**Source data:**
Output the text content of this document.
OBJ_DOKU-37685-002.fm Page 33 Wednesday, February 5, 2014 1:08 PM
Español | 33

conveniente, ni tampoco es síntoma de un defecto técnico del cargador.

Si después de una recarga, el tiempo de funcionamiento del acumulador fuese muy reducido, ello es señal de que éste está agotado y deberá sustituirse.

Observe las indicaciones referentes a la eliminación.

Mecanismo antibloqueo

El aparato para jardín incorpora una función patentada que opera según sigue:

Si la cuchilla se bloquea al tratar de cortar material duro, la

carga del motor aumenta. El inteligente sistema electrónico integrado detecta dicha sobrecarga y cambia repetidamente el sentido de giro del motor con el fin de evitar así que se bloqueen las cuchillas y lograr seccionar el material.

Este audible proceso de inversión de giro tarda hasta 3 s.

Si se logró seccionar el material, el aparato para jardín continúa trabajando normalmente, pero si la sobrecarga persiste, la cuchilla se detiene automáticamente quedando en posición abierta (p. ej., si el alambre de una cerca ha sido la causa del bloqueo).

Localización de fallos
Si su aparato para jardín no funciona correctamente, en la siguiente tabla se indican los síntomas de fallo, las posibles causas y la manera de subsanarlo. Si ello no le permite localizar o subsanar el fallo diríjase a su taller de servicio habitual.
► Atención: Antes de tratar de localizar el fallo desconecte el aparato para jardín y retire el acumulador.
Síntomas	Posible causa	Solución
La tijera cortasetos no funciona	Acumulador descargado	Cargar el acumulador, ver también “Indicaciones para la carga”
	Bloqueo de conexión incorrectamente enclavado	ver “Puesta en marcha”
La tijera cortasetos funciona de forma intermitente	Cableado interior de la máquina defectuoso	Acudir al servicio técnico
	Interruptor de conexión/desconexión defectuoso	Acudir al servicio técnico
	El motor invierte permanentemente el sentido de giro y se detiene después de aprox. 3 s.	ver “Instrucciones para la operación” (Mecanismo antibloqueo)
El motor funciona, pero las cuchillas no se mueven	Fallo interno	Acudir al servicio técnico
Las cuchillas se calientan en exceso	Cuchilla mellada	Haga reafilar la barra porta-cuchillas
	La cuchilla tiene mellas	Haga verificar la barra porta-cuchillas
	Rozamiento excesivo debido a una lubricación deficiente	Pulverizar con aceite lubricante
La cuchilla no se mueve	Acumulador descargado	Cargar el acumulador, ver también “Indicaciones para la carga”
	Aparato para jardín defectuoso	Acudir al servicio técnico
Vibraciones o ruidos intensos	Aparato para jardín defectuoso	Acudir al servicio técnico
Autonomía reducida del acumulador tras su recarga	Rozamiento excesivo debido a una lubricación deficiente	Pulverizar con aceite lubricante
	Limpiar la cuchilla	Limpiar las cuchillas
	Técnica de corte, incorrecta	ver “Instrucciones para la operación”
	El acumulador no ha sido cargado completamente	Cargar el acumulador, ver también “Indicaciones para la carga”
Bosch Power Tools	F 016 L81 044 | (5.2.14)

**Short task:**
Tally the lines of the listing above that include the word "Acudir". Answer with the number alone.

**Solution:**
5